[Lines of data]
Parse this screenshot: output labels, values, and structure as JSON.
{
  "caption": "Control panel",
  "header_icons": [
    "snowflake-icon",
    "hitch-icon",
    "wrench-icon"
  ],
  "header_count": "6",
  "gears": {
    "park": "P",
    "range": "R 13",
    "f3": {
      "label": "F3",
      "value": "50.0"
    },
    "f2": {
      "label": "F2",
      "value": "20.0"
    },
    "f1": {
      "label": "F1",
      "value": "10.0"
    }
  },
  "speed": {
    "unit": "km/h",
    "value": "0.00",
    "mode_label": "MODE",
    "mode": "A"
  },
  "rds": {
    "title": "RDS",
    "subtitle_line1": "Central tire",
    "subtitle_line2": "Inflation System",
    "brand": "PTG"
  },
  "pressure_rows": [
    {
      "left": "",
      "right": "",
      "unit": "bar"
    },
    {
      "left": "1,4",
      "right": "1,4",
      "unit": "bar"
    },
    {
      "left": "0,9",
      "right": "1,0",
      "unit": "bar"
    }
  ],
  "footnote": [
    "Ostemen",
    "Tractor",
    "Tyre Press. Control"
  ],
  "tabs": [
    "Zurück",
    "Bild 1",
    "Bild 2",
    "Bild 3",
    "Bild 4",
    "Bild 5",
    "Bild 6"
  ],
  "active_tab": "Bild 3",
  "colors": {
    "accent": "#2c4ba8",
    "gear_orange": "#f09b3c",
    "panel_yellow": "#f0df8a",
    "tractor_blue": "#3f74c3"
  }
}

TASK DESCRIPTION:
Transcribe all the entries, keeping each one exactly as it is.

FINISHED EXERCISE:
Parse this screenshot: output labels, values, and structure as JSON.
{
  "caption": "Control panel",
  "header_icons": [
    "snowflake-icon",
    "hitch-icon",
    "wrench-icon"
  ],
  "header_count": "6",
  "gears": {
    "park": "P",
    "range": "R 13",
    "f3": {
      "label": "F3",
      "value": "50.0"
    },
    "f2": {
      "label": "F2",
      "value": "20.0"
    },
    "f1": {
      "label": "F1",
      "value": "10.0"
    }
  },
  "speed": {
    "unit": "km/h",
    "value": "0.00",
    "mode_label": "MODE",
    "mode": "A"
  },
  "rds": {
    "title": "RDS",
    "subtitle_line1": "Central tire",
    "subtitle_line2": "Inflation System",
    "brand": "PTG"
  },
  "pressure_rows": [
    {
      "left": "",
      "right": "",
      "unit": "bar"
    },
    {
      "left": "1,4",
      "right": "1,4",
      "unit": "bar"
    },
    {
      "left": "0,9",
      "right": "1,0",
      "unit": "bar"
    }
  ],
  "footnote": [
    "Ostemen",
    "Tractor",
    "Tyre Press. Control"
  ],
  "tabs": [
    "Zurück",
    "Bild 1",
    "Bild 2",
    "Bild 3",
    "Bild 4",
    "Bild 5",
    "Bild 6"
  ],
  "active_tab": "Bild 3",
  "colors": {
    "accent": "#2c4ba8",
    "gear_orange": "#f09b3c",
    "panel_yellow": "#f0df8a",
    "tractor_blue": "#3f74c3"
  }
}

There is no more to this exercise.